▶ _WRITTEN PROBLEM_
Turn the stretch of entries from the line containing "password-field-container bbox=[38, 507, 729, 595]" through the line containing "currency-value: INR - Indian" into a numbered list, leaving out blank lines.

▶ _DATA SUPPLIED_
########

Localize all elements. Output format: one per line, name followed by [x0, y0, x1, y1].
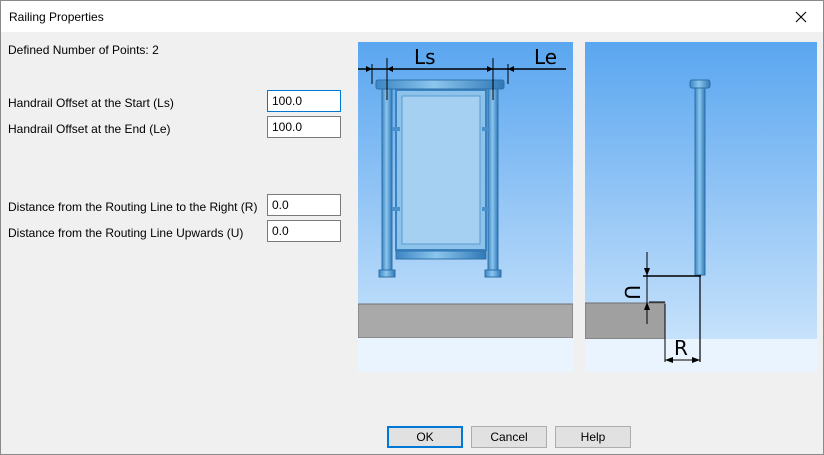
- front-view-diagram: Ls Le: [358, 42, 573, 372]
- u-dimension-tag: U: [620, 285, 644, 300]
- le-input[interactable]: [267, 116, 341, 138]
- r-input[interactable]: [267, 194, 341, 216]
- close-button[interactable]: [779, 1, 823, 32]
- u-label: Distance from the Routing Line Upwards (…: [8, 226, 244, 240]
- le-dimension-tag: Le: [534, 45, 557, 69]
- r-dimension-tag: R: [674, 336, 688, 360]
- r-label: Distance from the Routing Line to the Ri…: [8, 200, 258, 214]
- ls-input[interactable]: [267, 90, 341, 112]
- close-icon: [795, 11, 807, 22]
- le-label: Handrail Offset at the End (Le): [8, 122, 171, 136]
- side-view-diagram: R U: [585, 42, 817, 372]
- ok-button[interactable]: OK: [387, 426, 463, 448]
- title-bar: Railing Properties: [1, 1, 823, 32]
- railing-properties-dialog: Railing Properties Defined Number of Poi…: [0, 0, 824, 455]
- ls-label: Handrail Offset at the Start (Ls): [8, 96, 174, 110]
- defined-points-label: Defined Number of Points: 2: [8, 43, 159, 57]
- window-title: Railing Properties: [9, 10, 104, 24]
- ls-dimension-tag: Ls: [414, 45, 436, 69]
- u-input[interactable]: [267, 220, 341, 242]
- help-button[interactable]: Help: [555, 426, 631, 448]
- cancel-button[interactable]: Cancel: [471, 426, 547, 448]
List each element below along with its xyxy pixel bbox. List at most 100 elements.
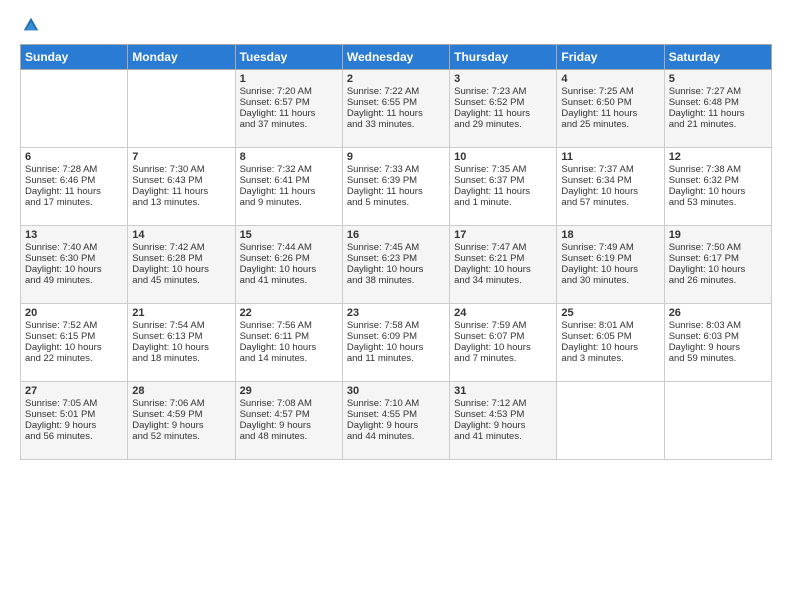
- header-cell-sunday: Sunday: [21, 45, 128, 70]
- day-info-line: Daylight: 10 hours: [454, 342, 552, 353]
- day-info-line: Sunset: 6:48 PM: [669, 97, 767, 108]
- day-info-line: Daylight: 10 hours: [240, 342, 338, 353]
- day-cell: 15Sunrise: 7:44 AMSunset: 6:26 PMDayligh…: [235, 226, 342, 304]
- day-cell: 22Sunrise: 7:56 AMSunset: 6:11 PMDayligh…: [235, 304, 342, 382]
- day-cell: 5Sunrise: 7:27 AMSunset: 6:48 PMDaylight…: [664, 70, 771, 148]
- day-info-line: and 13 minutes.: [132, 197, 230, 208]
- day-number: 18: [561, 229, 659, 241]
- day-info-line: and 45 minutes.: [132, 275, 230, 286]
- day-info-line: and 7 minutes.: [454, 353, 552, 364]
- day-info-line: Sunset: 6:30 PM: [25, 253, 123, 264]
- day-info-line: Sunrise: 7:49 AM: [561, 242, 659, 253]
- day-info-line: Daylight: 10 hours: [561, 264, 659, 275]
- day-info-line: Daylight: 10 hours: [347, 342, 445, 353]
- day-info-line: and 11 minutes.: [347, 353, 445, 364]
- day-info-line: and 57 minutes.: [561, 197, 659, 208]
- day-info-line: Daylight: 10 hours: [561, 186, 659, 197]
- day-info-line: Sunrise: 7:54 AM: [132, 320, 230, 331]
- day-cell: 23Sunrise: 7:58 AMSunset: 6:09 PMDayligh…: [342, 304, 449, 382]
- day-cell: [557, 382, 664, 460]
- day-info-line: Daylight: 9 hours: [240, 420, 338, 431]
- day-info-line: Sunrise: 7:20 AM: [240, 86, 338, 97]
- header-cell-saturday: Saturday: [664, 45, 771, 70]
- day-number: 3: [454, 73, 552, 85]
- day-cell: 2Sunrise: 7:22 AMSunset: 6:55 PMDaylight…: [342, 70, 449, 148]
- day-info-line: Daylight: 10 hours: [454, 264, 552, 275]
- day-info-line: and 56 minutes.: [25, 431, 123, 442]
- day-number: 19: [669, 229, 767, 241]
- day-info-line: Daylight: 10 hours: [240, 264, 338, 275]
- day-number: 16: [347, 229, 445, 241]
- day-info-line: Daylight: 11 hours: [347, 186, 445, 197]
- day-info-line: Sunset: 6:26 PM: [240, 253, 338, 264]
- week-row-0: 1Sunrise: 7:20 AMSunset: 6:57 PMDaylight…: [21, 70, 772, 148]
- day-info-line: Sunrise: 7:52 AM: [25, 320, 123, 331]
- day-info-line: Sunrise: 7:38 AM: [669, 164, 767, 175]
- day-cell: 30Sunrise: 7:10 AMSunset: 4:55 PMDayligh…: [342, 382, 449, 460]
- day-info-line: Sunset: 6:09 PM: [347, 331, 445, 342]
- week-row-2: 13Sunrise: 7:40 AMSunset: 6:30 PM Dayligh…: [21, 226, 772, 304]
- day-cell: 24Sunrise: 7:59 AMSunset: 6:07 PMDayligh…: [450, 304, 557, 382]
- day-info-line: Daylight: 9 hours: [454, 420, 552, 431]
- day-info-line: Sunset: 6:28 PM: [132, 253, 230, 264]
- day-info-line: and 38 minutes.: [347, 275, 445, 286]
- calendar-header: SundayMondayTuesdayWednesdayThursdayFrid…: [21, 45, 772, 70]
- day-info-line: and 48 minutes.: [240, 431, 338, 442]
- day-info-line: Daylight: 11 hours: [454, 108, 552, 119]
- day-info-line: Daylight: 11 hours: [240, 186, 338, 197]
- day-info-line: Sunrise: 7:40 AM: [25, 242, 123, 253]
- header: [20, 16, 772, 34]
- header-cell-wednesday: Wednesday: [342, 45, 449, 70]
- day-info-line: and 34 minutes.: [454, 275, 552, 286]
- day-info-line: and 44 minutes.: [347, 431, 445, 442]
- day-info-line: Sunrise: 7:42 AM: [132, 242, 230, 253]
- day-info-line: Sunset: 6:11 PM: [240, 331, 338, 342]
- day-info-line: Sunset: 6:03 PM: [669, 331, 767, 342]
- day-info-line: Sunset: 6:32 PM: [669, 175, 767, 186]
- day-info-line: Sunrise: 7:35 AM: [454, 164, 552, 175]
- day-info-line: Daylight: 10 hours: [132, 264, 230, 275]
- day-info-line: and 49 minutes.: [25, 275, 123, 286]
- day-info-line: Daylight: 10 hours: [669, 264, 767, 275]
- day-cell: 8Sunrise: 7:32 AMSunset: 6:41 PMDaylight…: [235, 148, 342, 226]
- day-info-line: Sunset: 6:50 PM: [561, 97, 659, 108]
- day-cell: [21, 70, 128, 148]
- day-info-line: Sunset: 6:43 PM: [132, 175, 230, 186]
- day-info-line: Sunrise: 7:44 AM: [240, 242, 338, 253]
- day-number: 20: [25, 307, 123, 319]
- day-cell: 12Sunrise: 7:38 AMSunset: 6:32 PMDayligh…: [664, 148, 771, 226]
- day-cell: 1Sunrise: 7:20 AMSunset: 6:57 PMDaylight…: [235, 70, 342, 148]
- day-info-line: and 18 minutes.: [132, 353, 230, 364]
- day-info-line: Sunset: 6:15 PM: [25, 331, 123, 342]
- day-info-line: and 22 minutes.: [25, 353, 123, 364]
- day-info-line: Sunrise: 7:12 AM: [454, 398, 552, 409]
- day-number: 2: [347, 73, 445, 85]
- day-info-line: Sunset: 6:07 PM: [454, 331, 552, 342]
- day-number: 17: [454, 229, 552, 241]
- day-info-line: Sunrise: 7:50 AM: [669, 242, 767, 253]
- week-row-3: 20Sunrise: 7:52 AMSunset: 6:15 PM Dayligh…: [21, 304, 772, 382]
- day-cell: 9Sunrise: 7:33 AMSunset: 6:39 PMDaylight…: [342, 148, 449, 226]
- day-cell: [664, 382, 771, 460]
- day-cell: 21Sunrise: 7:54 AMSunset: 6:13 PMDayligh…: [128, 304, 235, 382]
- day-number: 21: [132, 307, 230, 319]
- day-info-line: and 21 minutes.: [669, 119, 767, 130]
- day-info-line: and 17 minutes.: [25, 197, 123, 208]
- day-number: 8: [240, 151, 338, 163]
- day-info-line: Daylight: 10 hours: [669, 186, 767, 197]
- day-number: 6: [25, 151, 123, 163]
- day-info-line: Sunset: 6:19 PM: [561, 253, 659, 264]
- day-info-line: and 1 minute.: [454, 197, 552, 208]
- day-cell: 10Sunrise: 7:35 AMSunset: 6:37 PMDayligh…: [450, 148, 557, 226]
- day-number: 31: [454, 385, 552, 397]
- day-number: 7: [132, 151, 230, 163]
- day-info-line: Sunrise: 7:33 AM: [347, 164, 445, 175]
- day-number: 13: [25, 229, 123, 241]
- day-info-line: Sunrise: 7:06 AM: [132, 398, 230, 409]
- day-info-line: Sunrise: 7:56 AM: [240, 320, 338, 331]
- day-number: 4: [561, 73, 659, 85]
- day-info-line: Sunset: 4:57 PM: [240, 409, 338, 420]
- day-info-line: and 52 minutes.: [132, 431, 230, 442]
- day-info-line: Sunset: 6:37 PM: [454, 175, 552, 186]
- day-cell: 4Sunrise: 7:25 AMSunset: 6:50 PMDaylight…: [557, 70, 664, 148]
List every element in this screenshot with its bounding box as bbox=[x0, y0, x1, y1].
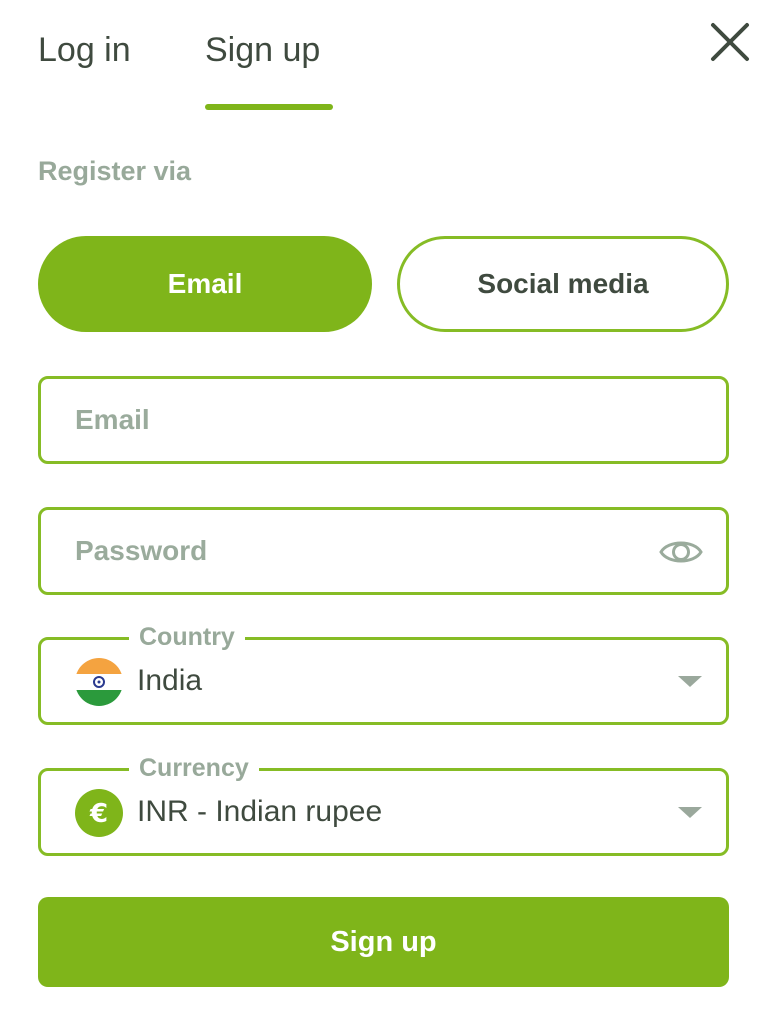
password-field-container bbox=[38, 507, 729, 595]
india-flag-icon bbox=[75, 658, 123, 706]
social-media-method-button[interactable]: Social media bbox=[397, 236, 729, 332]
svg-text:€: € bbox=[89, 799, 108, 829]
password-input[interactable] bbox=[75, 510, 646, 592]
chevron-down-icon bbox=[678, 807, 702, 818]
active-tab-indicator bbox=[205, 104, 333, 110]
email-method-button[interactable]: Email bbox=[38, 236, 372, 332]
email-input[interactable] bbox=[75, 379, 646, 461]
chevron-down-icon bbox=[678, 676, 702, 687]
register-via-label: Register via bbox=[38, 156, 192, 186]
country-value: India bbox=[137, 664, 203, 697]
currency-value: INR - Indian rupee bbox=[137, 795, 383, 828]
country-select[interactable]: Country India bbox=[38, 620, 729, 725]
tab-signup[interactable]: Sign up bbox=[205, 28, 320, 72]
close-icon bbox=[711, 23, 749, 61]
close-button[interactable] bbox=[704, 16, 756, 68]
currency-select[interactable]: Currency € INR - Indian rupee bbox=[38, 751, 729, 856]
signup-dialog: Log in Sign up Register via Email Social… bbox=[0, 0, 775, 1024]
euro-icon: € bbox=[75, 789, 123, 837]
tab-login[interactable]: Log in bbox=[38, 28, 131, 72]
email-field-container bbox=[38, 376, 729, 464]
signup-submit-button[interactable]: Sign up bbox=[38, 897, 729, 987]
eye-icon[interactable] bbox=[658, 534, 704, 570]
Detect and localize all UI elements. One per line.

########

▶ _FINISHED EXERCISE_
1. password-field-container bbox=[38, 507, 729, 595]
2. india-flag-icon bbox=[75, 658, 123, 706]
3. social-media-method-button[interactable]: Social media bbox=[397, 236, 729, 332]
4. svg-text:€: € bbox=[89, 799, 108, 829]
5. password-input[interactable] bbox=[75, 510, 646, 592]
6. chevron-down-icon bbox=[678, 807, 702, 818]
7. active-tab-indicator bbox=[205, 104, 333, 110]
8. email-method-button[interactable]: Email bbox=[38, 236, 372, 332]
9. email-input[interactable] bbox=[75, 379, 646, 461]
10. chevron-down-icon bbox=[678, 676, 702, 687]
11. register-via-label: Register via bbox=[38, 156, 192, 186]
12. country-value: India bbox=[137, 664, 203, 697]
13. currency-value: INR - Indian rupee bbox=[137, 795, 383, 828]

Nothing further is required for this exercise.